**Exercise description:** Will you transcribe the entries that follow, exactly and in full?

▬▬▬▬▬▬

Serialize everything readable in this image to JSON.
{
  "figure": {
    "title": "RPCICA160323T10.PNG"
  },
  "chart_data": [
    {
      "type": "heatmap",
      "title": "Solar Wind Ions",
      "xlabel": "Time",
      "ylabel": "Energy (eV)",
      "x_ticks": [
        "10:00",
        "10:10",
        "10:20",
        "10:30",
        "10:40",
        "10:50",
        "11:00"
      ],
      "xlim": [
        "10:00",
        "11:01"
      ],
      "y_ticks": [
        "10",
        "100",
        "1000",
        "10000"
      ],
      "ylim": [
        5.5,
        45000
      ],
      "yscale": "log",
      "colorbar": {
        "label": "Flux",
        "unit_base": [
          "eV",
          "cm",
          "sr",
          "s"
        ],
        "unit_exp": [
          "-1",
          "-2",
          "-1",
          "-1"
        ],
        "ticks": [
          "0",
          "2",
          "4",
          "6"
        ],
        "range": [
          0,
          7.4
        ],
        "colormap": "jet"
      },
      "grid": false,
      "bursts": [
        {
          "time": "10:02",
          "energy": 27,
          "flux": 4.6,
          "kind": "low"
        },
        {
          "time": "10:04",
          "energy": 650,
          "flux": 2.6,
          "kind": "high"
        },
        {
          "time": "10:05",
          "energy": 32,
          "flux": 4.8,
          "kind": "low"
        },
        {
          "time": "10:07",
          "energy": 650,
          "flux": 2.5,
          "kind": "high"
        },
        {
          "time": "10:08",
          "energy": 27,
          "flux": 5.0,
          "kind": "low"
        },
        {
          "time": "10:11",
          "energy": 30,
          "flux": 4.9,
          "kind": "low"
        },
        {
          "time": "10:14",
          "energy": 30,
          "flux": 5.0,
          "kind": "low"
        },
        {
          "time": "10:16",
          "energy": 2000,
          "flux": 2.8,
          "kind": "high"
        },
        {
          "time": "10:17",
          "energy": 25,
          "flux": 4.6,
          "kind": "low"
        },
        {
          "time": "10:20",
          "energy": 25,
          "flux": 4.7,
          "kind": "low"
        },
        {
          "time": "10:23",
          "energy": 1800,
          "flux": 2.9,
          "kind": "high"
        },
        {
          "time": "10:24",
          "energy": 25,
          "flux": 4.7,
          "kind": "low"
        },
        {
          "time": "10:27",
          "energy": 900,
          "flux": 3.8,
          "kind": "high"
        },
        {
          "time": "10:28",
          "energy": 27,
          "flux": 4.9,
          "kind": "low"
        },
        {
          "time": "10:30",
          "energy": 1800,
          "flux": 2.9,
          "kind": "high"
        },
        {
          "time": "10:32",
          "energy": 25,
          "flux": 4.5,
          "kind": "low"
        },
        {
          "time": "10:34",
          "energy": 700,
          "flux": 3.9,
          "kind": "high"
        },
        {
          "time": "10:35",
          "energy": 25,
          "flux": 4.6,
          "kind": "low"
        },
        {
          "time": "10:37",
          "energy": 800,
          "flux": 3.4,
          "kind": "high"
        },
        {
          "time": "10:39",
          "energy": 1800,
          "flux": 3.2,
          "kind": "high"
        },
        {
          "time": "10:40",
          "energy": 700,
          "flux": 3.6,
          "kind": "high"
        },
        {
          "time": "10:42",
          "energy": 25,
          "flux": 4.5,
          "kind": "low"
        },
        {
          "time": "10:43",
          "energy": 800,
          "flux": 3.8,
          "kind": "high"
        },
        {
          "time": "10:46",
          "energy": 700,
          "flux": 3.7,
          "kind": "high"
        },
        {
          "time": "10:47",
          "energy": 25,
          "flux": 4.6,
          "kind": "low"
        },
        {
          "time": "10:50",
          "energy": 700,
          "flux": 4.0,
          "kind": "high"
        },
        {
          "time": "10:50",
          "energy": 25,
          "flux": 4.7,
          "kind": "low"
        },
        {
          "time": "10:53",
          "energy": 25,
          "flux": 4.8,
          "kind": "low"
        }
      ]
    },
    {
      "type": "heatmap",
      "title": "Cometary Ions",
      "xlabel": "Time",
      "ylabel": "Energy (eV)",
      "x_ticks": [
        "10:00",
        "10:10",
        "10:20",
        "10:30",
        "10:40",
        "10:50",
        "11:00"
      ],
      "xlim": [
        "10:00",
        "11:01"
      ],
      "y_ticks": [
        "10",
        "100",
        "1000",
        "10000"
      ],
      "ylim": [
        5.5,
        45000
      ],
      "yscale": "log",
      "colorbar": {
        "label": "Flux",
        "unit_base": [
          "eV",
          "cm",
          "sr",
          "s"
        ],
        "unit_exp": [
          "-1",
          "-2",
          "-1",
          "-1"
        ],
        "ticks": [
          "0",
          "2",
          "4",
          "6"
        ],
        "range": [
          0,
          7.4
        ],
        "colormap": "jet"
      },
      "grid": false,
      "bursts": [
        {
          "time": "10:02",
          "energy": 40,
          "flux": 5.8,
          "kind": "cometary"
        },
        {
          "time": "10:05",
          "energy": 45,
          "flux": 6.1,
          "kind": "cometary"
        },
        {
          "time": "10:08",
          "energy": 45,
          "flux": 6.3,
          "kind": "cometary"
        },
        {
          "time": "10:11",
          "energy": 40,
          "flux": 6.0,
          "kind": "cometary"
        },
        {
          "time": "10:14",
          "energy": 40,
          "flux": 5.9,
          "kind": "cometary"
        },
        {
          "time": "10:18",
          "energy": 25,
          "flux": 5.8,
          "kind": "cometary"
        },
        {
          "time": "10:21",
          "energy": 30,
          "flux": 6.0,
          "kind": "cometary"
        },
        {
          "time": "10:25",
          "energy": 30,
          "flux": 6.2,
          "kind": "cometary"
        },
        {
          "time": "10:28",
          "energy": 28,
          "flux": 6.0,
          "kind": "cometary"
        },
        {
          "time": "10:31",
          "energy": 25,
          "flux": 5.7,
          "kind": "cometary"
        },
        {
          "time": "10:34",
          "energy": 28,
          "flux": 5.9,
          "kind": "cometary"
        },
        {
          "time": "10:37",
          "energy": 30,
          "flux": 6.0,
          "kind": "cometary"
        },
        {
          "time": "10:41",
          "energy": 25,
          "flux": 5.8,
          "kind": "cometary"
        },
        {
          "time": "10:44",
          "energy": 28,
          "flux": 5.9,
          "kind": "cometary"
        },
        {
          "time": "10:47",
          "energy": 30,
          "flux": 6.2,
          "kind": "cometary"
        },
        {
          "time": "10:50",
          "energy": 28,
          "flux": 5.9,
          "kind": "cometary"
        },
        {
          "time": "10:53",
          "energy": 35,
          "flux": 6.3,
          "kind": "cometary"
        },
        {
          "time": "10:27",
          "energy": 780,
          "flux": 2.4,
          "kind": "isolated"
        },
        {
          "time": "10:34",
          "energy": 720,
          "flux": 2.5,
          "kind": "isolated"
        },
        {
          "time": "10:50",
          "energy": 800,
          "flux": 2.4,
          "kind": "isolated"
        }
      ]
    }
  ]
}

▬▬▬▬▬▬

**Solution for this problem:**
Serialize everything readable in this image to JSON.
{
  "figure": {
    "title": "RPCICA160323T10.PNG"
  },
  "chart_data": [
    {
      "type": "heatmap",
      "title": "Solar Wind Ions",
      "xlabel": "Time",
      "ylabel": "Energy (eV)",
      "x_ticks": [
        "10:00",
        "10:10",
        "10:20",
        "10:30",
        "10:40",
        "10:50",
        "11:00"
      ],
      "xlim": [
        "10:00",
        "11:01"
      ],
      "y_ticks": [
        "10",
        "100",
        "1000",
        "10000"
      ],
      "ylim": [
        5.5,
        45000
      ],
      "yscale": "log",
      "colorbar": {
        "label": "Flux",
        "unit_base": [
          "eV",
          "cm",
          "sr",
          "s"
        ],
        "unit_exp": [
          "-1",
          "-2",
          "-1",
          "-1"
        ],
        "ticks": [
          "0",
          "2",
          "4",
          "6"
        ],
        "range": [
          0,
          7.4
        ],
        "colormap": "jet"
      },
      "grid": false,
      "bursts": [
        {
          "time": "10:02",
          "energy": 27,
          "flux": 4.6,
          "kind": "low"
        },
        {
          "time": "10:04",
          "energy": 650,
          "flux": 2.6,
          "kind": "high"
        },
        {
          "time": "10:05",
          "energy": 32,
          "flux": 4.8,
          "kind": "low"
        },
        {
          "time": "10:07",
          "energy": 650,
          "flux": 2.5,
          "kind": "high"
        },
        {
          "time": "10:08",
          "energy": 27,
          "flux": 5.0,
          "kind": "low"
        },
        {
          "time": "10:11",
          "energy": 30,
          "flux": 4.9,
          "kind": "low"
        },
        {
          "time": "10:14",
          "energy": 30,
          "flux": 5.0,
          "kind": "low"
        },
        {
          "time": "10:16",
          "energy": 2000,
          "flux": 2.8,
          "kind": "high"
        },
        {
          "time": "10:17",
          "energy": 25,
          "flux": 4.6,
          "kind": "low"
        },
        {
          "time": "10:20",
          "energy": 25,
          "flux": 4.7,
          "kind": "low"
        },
        {
          "time": "10:23",
          "energy": 1800,
          "flux": 2.9,
          "kind": "high"
        },
        {
          "time": "10:24",
          "energy": 25,
          "flux": 4.7,
          "kind": "low"
        },
        {
          "time": "10:27",
          "energy": 900,
          "flux": 3.8,
          "kind": "high"
        },
        {
          "time": "10:28",
          "energy": 27,
          "flux": 4.9,
          "kind": "low"
        },
        {
          "time": "10:30",
          "energy": 1800,
          "flux": 2.9,
          "kind": "high"
        },
        {
          "time": "10:32",
          "energy": 25,
          "flux": 4.5,
          "kind": "low"
        },
        {
          "time": "10:34",
          "energy": 700,
          "flux": 3.9,
          "kind": "high"
        },
        {
          "time": "10:35",
          "energy": 25,
          "flux": 4.6,
          "kind": "low"
        },
        {
          "time": "10:37",
          "energy": 800,
          "flux": 3.4,
          "kind": "high"
        },
        {
          "time": "10:39",
          "energy": 1800,
          "flux": 3.2,
          "kind": "high"
        },
        {
          "time": "10:40",
          "energy": 700,
          "flux": 3.6,
          "kind": "high"
        },
        {
          "time": "10:42",
          "energy": 25,
          "flux": 4.5,
          "kind": "low"
        },
        {
          "time": "10:43",
          "energy": 800,
          "flux": 3.8,
          "kind": "high"
        },
        {
          "time": "10:46",
          "energy": 700,
          "flux": 3.7,
          "kind": "high"
        },
        {
          "time": "10:47",
          "energy": 25,
          "flux": 4.6,
          "kind": "low"
        },
        {
          "time": "10:50",
          "energy": 700,
          "flux": 4.0,
          "kind": "high"
        },
        {
          "time": "10:50",
          "energy": 25,
          "flux": 4.7,
          "kind": "low"
        },
        {
          "time": "10:53",
          "energy": 25,
          "flux": 4.8,
          "kind": "low"
        }
      ]
    },
    {
      "type": "heatmap",
      "title": "Cometary Ions",
      "xlabel": "Time",
      "ylabel": "Energy (eV)",
      "x_ticks": [
        "10:00",
        "10:10",
        "10:20",
        "10:30",
        "10:40",
        "10:50",
        "11:00"
      ],
      "xlim": [
        "10:00",
        "11:01"
      ],
      "y_ticks": [
        "10",
        "100",
        "1000",
        "10000"
      ],
      "ylim": [
        5.5,
        45000
      ],
      "yscale": "log",
      "colorbar": {
        "label": "Flux",
        "unit_base": [
          "eV",
          "cm",
          "sr",
          "s"
        ],
        "unit_exp": [
          "-1",
          "-2",
          "-1",
          "-1"
        ],
        "ticks": [
          "0",
          "2",
          "4",
          "6"
        ],
        "range": [
          0,
          7.4
        ],
        "colormap": "jet"
      },
      "grid": false,
      "bursts": [
        {
          "time": "10:02",
          "energy": 40,
          "flux": 5.8,
          "kind": "cometary"
        },
        {
          "time": "10:05",
          "energy": 45,
          "flux": 6.1,
          "kind": "cometary"
        },
        {
          "time": "10:08",
          "energy": 45,
          "flux": 6.3,
          "kind": "cometary"
        },
        {
          "time": "10:11",
          "energy": 40,
          "flux": 6.0,
          "kind": "cometary"
        },
        {
          "time": "10:14",
          "energy": 40,
          "flux": 5.9,
          "kind": "cometary"
        },
        {
          "time": "10:18",
          "energy": 25,
          "flux": 5.8,
          "kind": "cometary"
        },
        {
          "time": "10:21",
          "energy": 30,
          "flux": 6.0,
          "kind": "cometary"
        },
        {
          "time": "10:25",
          "energy": 30,
          "flux": 6.2,
          "kind": "cometary"
        },
        {
          "time": "10:28",
          "energy": 28,
          "flux": 6.0,
          "kind": "cometary"
        },
        {
          "time": "10:31",
          "energy": 25,
          "flux": 5.7,
          "kind": "cometary"
        },
        {
          "time": "10:34",
          "energy": 28,
          "flux": 5.9,
          "kind": "cometary"
        },
        {
          "time": "10:37",
          "energy": 30,
          "flux": 6.0,
          "kind": "cometary"
        },
        {
          "time": "10:41",
          "energy": 25,
          "flux": 5.8,
          "kind": "cometary"
        },
        {
          "time": "10:44",
          "energy": 28,
          "flux": 5.9,
          "kind": "cometary"
        },
        {
          "time": "10:47",
          "energy": 30,
          "flux": 6.2,
          "kind": "cometary"
        },
        {
          "time": "10:50",
          "energy": 28,
          "flux": 5.9,
          "kind": "cometary"
        },
        {
          "time": "10:53",
          "energy": 35,
          "flux": 6.3,
          "kind": "cometary"
        },
        {
          "time": "10:27",
          "energy": 780,
          "flux": 2.4,
          "kind": "isolated"
        },
        {
          "time": "10:34",
          "energy": 720,
          "flux": 2.5,
          "kind": "isolated"
        },
        {
          "time": "10:50",
          "energy": 800,
          "flux": 2.4,
          "kind": "isolated"
        }
      ]
    }
  ]
}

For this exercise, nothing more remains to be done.